[STATED GOAL A]:
Check each of these statements against the sermon: (i) the verse from John about Jesus being the way also shows up in the other gospels; (ii) in Jerusalem, Muslims hold the keys to the Church of the Holy Sepulchre; (iii) the John verse was read in the service that day. Answer yes or no for each, and quote the words from the sermon that decide it.

One Way

I Kings 16:29-33, Luke 10:25-37

July 11, 2010

Rochelle A. Stackhouse

 

          There’s an old joke about a Jewish woman who dies and goes to heaven.  She’s met at the gate by an angel who tells her he will now escort her to her eternal home. As they travel, they pass a Buddhist temple with beautiful chants and sweet smelling incense. Then they pass a mosque covered in the most amazing Arabic calligraphy. Then the angel stops her and tells her to tiptoe and be very quiet. When she asks why, he explains that they are about to pass a Christian church and she needs to be quiet, he explains, “because they think they’re the only ones here.”

 

          There was a scripture I did not choose to be read today. It comes from the gospel of John where Jesus says, “I am the way, the truth and the life. No one comes to the Father except by me.” (John 14:6). That one verse, not present in any of the other gospels, has caused more trouble between Christians and other faiths than any other part of the Bible. It has been used as a justification for the most horrific religious violence, stuff that puts current Islamic terrorism in perspective. The Inquisition with its mass killings and forced “conversions” of Jews and Muslims. Crusades to the Holy Land. Witch hunts in Europe and New England. Whenever a religious group decides that it and it alone has the truth and all others are not only false, but evil, inevitably great suffering will follow.

 

          Now one would like to think that in 21st century America, Christians could not be led down the path of thinking their way was the only right way and therefore justified the persecution of others. But fear and prejudice do funny things to people. In several places around the country right now, a growing population of American Muslims is trying to get permission to build mosques so that they might worship.  According to Fox News, in locations as diverse as Tennessee and Wisconsin, Christians are coming together to shout about safety and terrorism, and to commit acts of vandalism and make death threats. One proposed Mosque in downtown Manhattan in the neighborhood of the World Trade Center site has particularly drawn protest.  The worry, apparently, is that these places of worship will train terrorists and spread the Muslim faith in our nation. In his usual biting style, John Stewart on Wed. night’s Daily Show noted that Christian scriptures make pretty clear that the job of Christians is also to spread the faith and to make all the world into Christians. He also noted that one of the fears of a growing Muslim population is that the desire to impose Sharia law might spread, but of course many Christian legislators in this country seek to enforce Christian values in our laws (he said, in reference to a Midwestern legislator, “Can I buy liquor in your town on Sunday and take it to Adam and Steve’s wedding?”)

 

          If we believe only Christianity is right and true and the way that all people should worship and believe, then this sort of thing can easily follow. Of course, Christians still can’t agree with each other on what kind of Christianity is the true Christianity. The Pope declares that all non-Catholic churches are not actually churches. The UCC is labeled as “apostate” and “heretical” by many evangelical churches. In Jerusalem the keys to the Church of the Holy Sepulchre have to be held by Muslims so the Christian groups don’t fight over them.

[RECORD EXCERPTS]:
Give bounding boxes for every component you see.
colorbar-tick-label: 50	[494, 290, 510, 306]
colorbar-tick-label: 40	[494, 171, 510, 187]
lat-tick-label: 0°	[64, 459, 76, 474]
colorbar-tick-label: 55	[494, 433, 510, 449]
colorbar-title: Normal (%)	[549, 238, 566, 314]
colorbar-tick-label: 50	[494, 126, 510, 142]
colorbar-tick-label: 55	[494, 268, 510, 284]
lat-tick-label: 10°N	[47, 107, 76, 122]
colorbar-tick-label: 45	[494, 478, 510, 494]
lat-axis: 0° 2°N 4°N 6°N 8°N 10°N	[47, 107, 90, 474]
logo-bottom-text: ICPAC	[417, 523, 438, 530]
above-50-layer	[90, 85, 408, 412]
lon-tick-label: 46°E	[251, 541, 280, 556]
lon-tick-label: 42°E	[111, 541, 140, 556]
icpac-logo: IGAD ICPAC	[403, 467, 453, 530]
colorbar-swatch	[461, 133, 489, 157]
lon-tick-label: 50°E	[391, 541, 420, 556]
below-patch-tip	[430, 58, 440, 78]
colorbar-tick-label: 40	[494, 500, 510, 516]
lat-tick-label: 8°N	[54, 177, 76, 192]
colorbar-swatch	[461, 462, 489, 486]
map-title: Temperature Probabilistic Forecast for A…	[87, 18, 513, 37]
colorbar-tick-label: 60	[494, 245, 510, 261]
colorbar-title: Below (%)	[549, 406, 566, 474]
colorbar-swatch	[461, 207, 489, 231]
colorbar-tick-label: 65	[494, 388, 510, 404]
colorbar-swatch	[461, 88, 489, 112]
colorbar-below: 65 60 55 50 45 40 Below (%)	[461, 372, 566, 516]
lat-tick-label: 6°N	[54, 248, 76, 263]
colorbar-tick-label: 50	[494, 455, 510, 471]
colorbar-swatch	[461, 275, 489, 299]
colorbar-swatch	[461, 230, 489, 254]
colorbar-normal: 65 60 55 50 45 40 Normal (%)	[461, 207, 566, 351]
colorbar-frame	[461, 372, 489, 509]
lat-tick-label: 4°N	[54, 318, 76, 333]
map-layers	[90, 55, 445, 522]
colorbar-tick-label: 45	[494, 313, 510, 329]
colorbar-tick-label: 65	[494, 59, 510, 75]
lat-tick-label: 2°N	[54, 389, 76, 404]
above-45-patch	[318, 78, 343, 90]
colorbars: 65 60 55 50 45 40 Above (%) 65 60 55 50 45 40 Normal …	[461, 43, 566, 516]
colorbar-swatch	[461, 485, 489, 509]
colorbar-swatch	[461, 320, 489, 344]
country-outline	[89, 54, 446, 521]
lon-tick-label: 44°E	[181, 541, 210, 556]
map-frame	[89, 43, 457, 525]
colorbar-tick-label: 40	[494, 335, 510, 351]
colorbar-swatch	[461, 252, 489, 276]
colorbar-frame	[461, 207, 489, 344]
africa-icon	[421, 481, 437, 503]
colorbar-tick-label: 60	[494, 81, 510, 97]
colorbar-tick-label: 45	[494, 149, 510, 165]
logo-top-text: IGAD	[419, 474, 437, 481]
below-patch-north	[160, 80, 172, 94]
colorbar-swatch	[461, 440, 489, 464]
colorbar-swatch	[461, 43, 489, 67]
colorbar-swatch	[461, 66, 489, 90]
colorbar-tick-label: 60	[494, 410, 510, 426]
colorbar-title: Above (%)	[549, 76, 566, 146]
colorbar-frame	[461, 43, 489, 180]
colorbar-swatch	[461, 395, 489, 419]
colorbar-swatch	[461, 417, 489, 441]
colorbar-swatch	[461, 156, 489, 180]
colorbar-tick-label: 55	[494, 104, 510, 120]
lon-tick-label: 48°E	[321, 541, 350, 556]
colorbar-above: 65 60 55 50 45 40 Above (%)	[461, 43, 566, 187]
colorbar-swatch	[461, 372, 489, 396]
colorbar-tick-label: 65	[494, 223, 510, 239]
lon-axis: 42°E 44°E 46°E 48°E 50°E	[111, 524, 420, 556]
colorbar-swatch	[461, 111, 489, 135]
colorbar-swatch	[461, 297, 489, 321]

[STATED GOAL B]:
Return every line of the records that contains the string "text".

[TASK SOLUTION A]:
(i) No: "That one verse, not present in any of the other gospels"
(ii) Yes: "In Jerusalem the keys to the Church of the Holy Sepulchre have to be held by Muslims"
(iii) No: "There was a scripture I did not choose to be read today."

[TASK SOLUTION B]:
logo-bottom-text: ICPAC	[417, 523, 438, 530]
logo-top-text: IGAD	[419, 474, 437, 481]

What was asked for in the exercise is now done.